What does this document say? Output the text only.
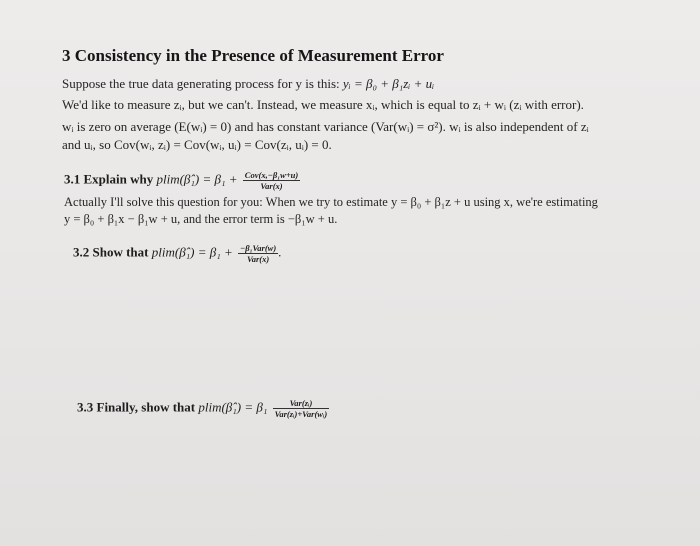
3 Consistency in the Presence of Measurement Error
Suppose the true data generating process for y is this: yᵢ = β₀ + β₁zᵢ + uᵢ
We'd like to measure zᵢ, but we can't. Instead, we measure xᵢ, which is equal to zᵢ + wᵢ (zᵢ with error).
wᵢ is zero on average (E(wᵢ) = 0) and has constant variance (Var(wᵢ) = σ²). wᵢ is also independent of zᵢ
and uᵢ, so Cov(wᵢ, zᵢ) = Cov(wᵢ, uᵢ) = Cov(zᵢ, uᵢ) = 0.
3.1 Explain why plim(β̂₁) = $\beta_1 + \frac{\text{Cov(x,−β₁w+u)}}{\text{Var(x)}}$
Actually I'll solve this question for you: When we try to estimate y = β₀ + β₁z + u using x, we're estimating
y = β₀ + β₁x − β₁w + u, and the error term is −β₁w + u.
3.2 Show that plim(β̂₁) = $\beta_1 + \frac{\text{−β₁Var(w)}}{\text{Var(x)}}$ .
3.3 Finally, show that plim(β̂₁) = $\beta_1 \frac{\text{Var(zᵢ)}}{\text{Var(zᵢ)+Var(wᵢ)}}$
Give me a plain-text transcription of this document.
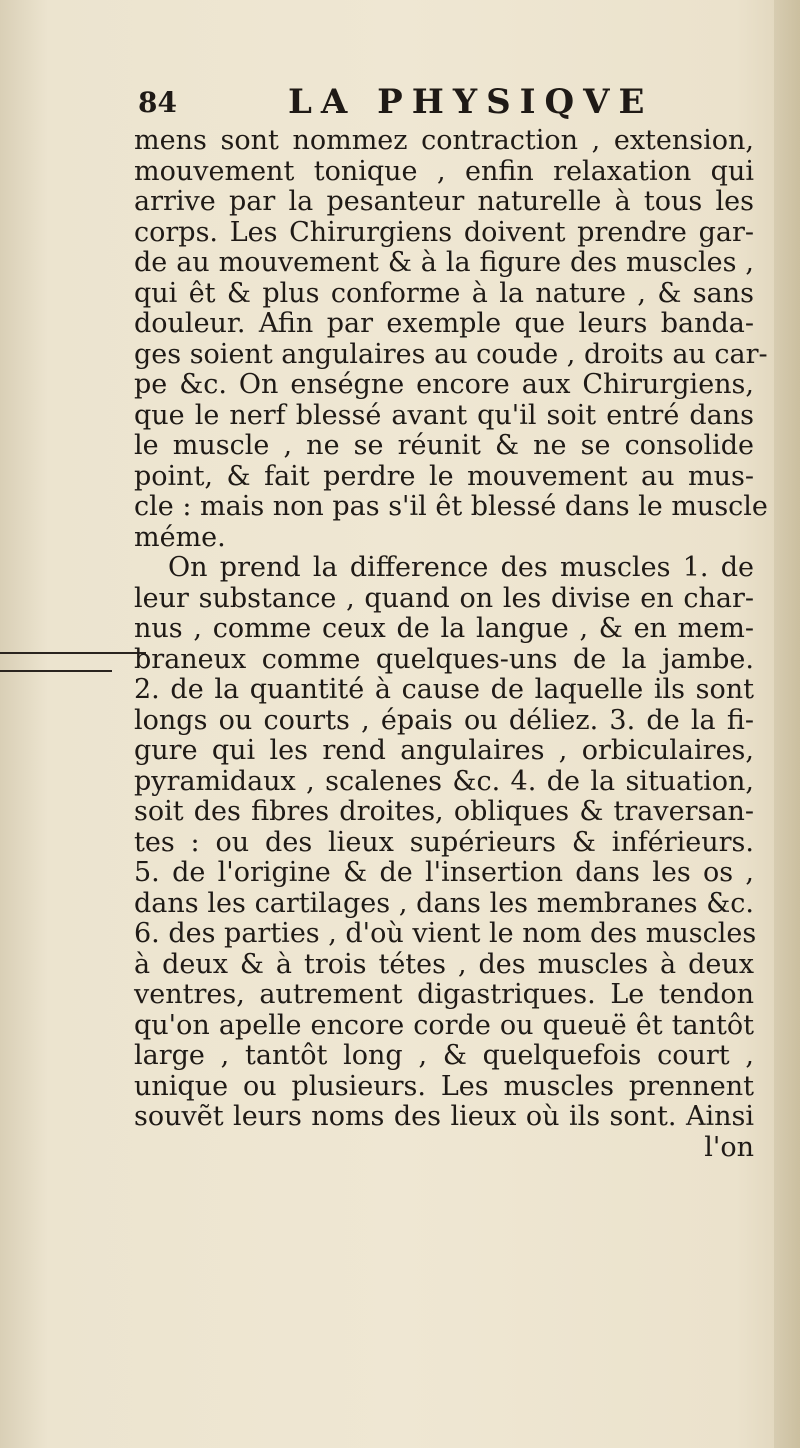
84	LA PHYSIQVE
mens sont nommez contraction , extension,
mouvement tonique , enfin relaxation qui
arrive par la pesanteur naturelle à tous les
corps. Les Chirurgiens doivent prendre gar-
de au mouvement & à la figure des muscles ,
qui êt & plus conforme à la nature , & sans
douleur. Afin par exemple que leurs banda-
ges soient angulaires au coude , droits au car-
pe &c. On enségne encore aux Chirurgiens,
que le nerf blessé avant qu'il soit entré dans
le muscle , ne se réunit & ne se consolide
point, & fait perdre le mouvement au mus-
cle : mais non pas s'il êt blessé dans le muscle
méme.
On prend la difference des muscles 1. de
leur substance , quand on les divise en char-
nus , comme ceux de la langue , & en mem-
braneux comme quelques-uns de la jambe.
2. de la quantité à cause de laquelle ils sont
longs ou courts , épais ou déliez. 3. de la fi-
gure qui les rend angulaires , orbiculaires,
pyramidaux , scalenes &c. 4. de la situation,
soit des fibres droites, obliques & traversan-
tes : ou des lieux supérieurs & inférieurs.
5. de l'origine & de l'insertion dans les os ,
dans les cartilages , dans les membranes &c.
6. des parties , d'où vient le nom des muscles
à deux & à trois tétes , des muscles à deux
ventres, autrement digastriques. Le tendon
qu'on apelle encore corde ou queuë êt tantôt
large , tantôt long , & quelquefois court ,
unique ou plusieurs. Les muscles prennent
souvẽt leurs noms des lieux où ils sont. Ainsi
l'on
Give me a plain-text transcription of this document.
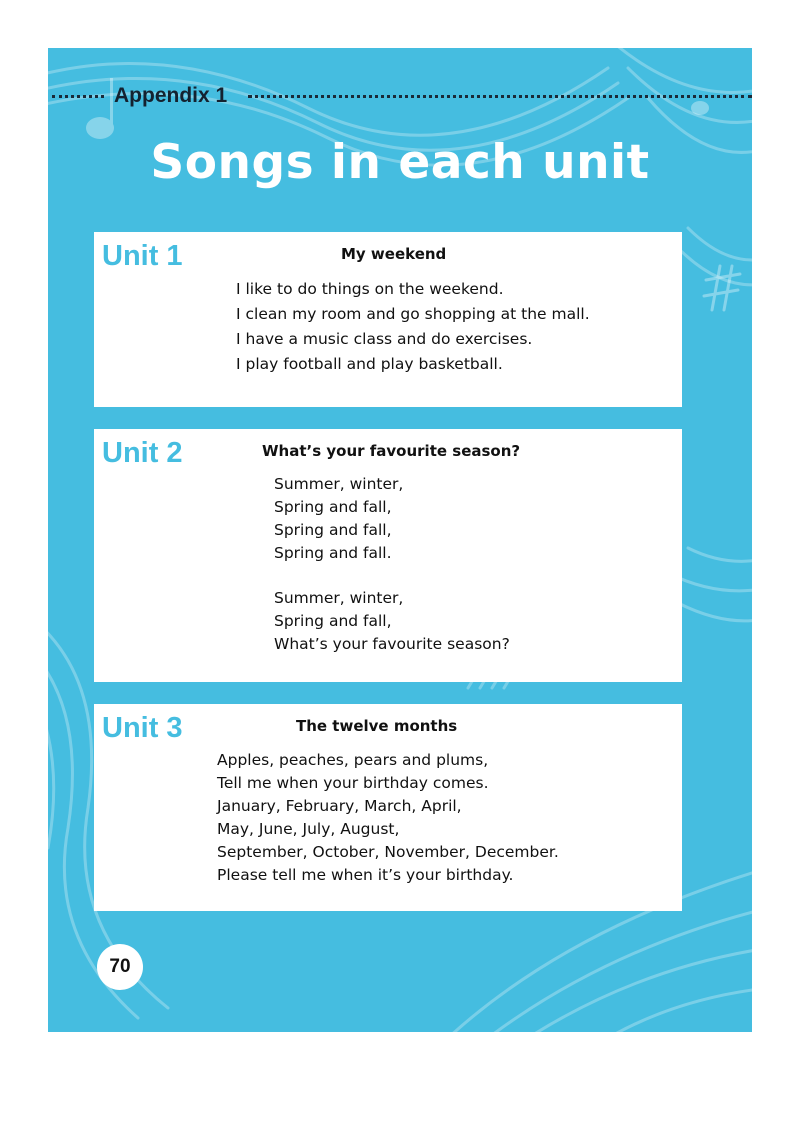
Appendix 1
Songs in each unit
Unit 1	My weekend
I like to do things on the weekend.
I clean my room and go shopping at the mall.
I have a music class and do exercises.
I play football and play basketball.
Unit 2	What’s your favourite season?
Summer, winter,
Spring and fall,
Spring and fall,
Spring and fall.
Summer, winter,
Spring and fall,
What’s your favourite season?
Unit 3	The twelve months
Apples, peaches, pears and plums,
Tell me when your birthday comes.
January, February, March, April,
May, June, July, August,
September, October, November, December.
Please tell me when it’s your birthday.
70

========================================

Copy out the listing exactly as it stands, but not the pictures.

What does this document say? Output the text only.
3 Consistency in the Presence of Measurement Error
Suppose the true data generating process for y is this: yᵢ = β₀ + β₁zᵢ + uᵢ
We'd like to measure zᵢ, but we can't. Instead, we measure xᵢ, which is equal to zᵢ + wᵢ (zᵢ with error).
wᵢ is zero on average (E(wᵢ) = 0) and has constant variance (Var(wᵢ) = σ²). wᵢ is also independent of zᵢ
and uᵢ, so Cov(wᵢ, zᵢ) = Cov(wᵢ, uᵢ) = Cov(zᵢ, uᵢ) = 0.
3.1 Explain why plim(β̂₁) = $\beta_1 + \frac{\text{Cov(x,−β₁w+u)}}{\text{Var(x)}}$
Actually I'll solve this question for you: When we try to estimate y = β₀ + β₁z + u using x, we're estimating
y = β₀ + β₁x − β₁w + u, and the error term is −β₁w + u.
3.2 Show that plim(β̂₁) = $\beta_1 + \frac{\text{−β₁Var(w)}}{\text{Var(x)}}$ .
3.3 Finally, show that plim(β̂₁) = $\beta_1 \frac{\text{Var(zᵢ)}}{\text{Var(zᵢ)+Var(wᵢ)}}$
Give me a plain-text transcription of this document.
84	LA PHYSIQVE
mens sont nommez contraction , extension,
mouvement tonique , enfin relaxation qui
arrive par la pesanteur naturelle à tous les
corps. Les Chirurgiens doivent prendre gar-
de au mouvement & à la figure des muscles ,
qui êt & plus conforme à la nature , & sans
douleur. Afin par exemple que leurs banda-
ges soient angulaires au coude , droits au car-
pe &c. On enségne encore aux Chirurgiens,
que le nerf blessé avant qu'il soit entré dans
le muscle , ne se réunit & ne se consolide
point, & fait perdre le mouvement au mus-
cle : mais non pas s'il êt blessé dans le muscle
méme.
On prend la difference des muscles 1. de
leur substance , quand on les divise en char-
nus , comme ceux de la langue , & en mem-
braneux comme quelques-uns de la jambe.
2. de la quantité à cause de laquelle ils sont
longs ou courts , épais ou déliez. 3. de la fi-
gure qui les rend angulaires , orbiculaires,
pyramidaux , scalenes &c. 4. de la situation,
soit des fibres droites, obliques & traversan-
tes : ou des lieux supérieurs & inférieurs.
5. de l'origine & de l'insertion dans les os ,
dans les cartilages , dans les membranes &c.
6. des parties , d'où vient le nom des muscles
à deux & à trois tétes , des muscles à deux
ventres, autrement digastriques. Le tendon
qu'on apelle encore corde ou queuë êt tantôt
large , tantôt long , & quelquefois court ,
unique ou plusieurs. Les muscles prennent
souvẽt leurs noms des lieux où ils sont. Ainsi
l'on
Give me a plain-text transcription of this document.
Appendix 1
Songs in each unit
Unit 1	My weekend
I like to do things on the weekend.
I clean my room and go shopping at the mall.
I have a music class and do exercises.
I play football and play basketball.
Unit 2	What’s your favourite season?
Summer, winter,
Spring and fall,
Spring and fall,
Spring and fall.
Summer, winter,
Spring and fall,
What’s your favourite season?
Unit 3	The twelve months
Apples, peaches, pears and plums,
Tell me when your birthday comes.
January, February, March, April,
May, June, July, August,
September, October, November, December.
Please tell me when it’s your birthday.
70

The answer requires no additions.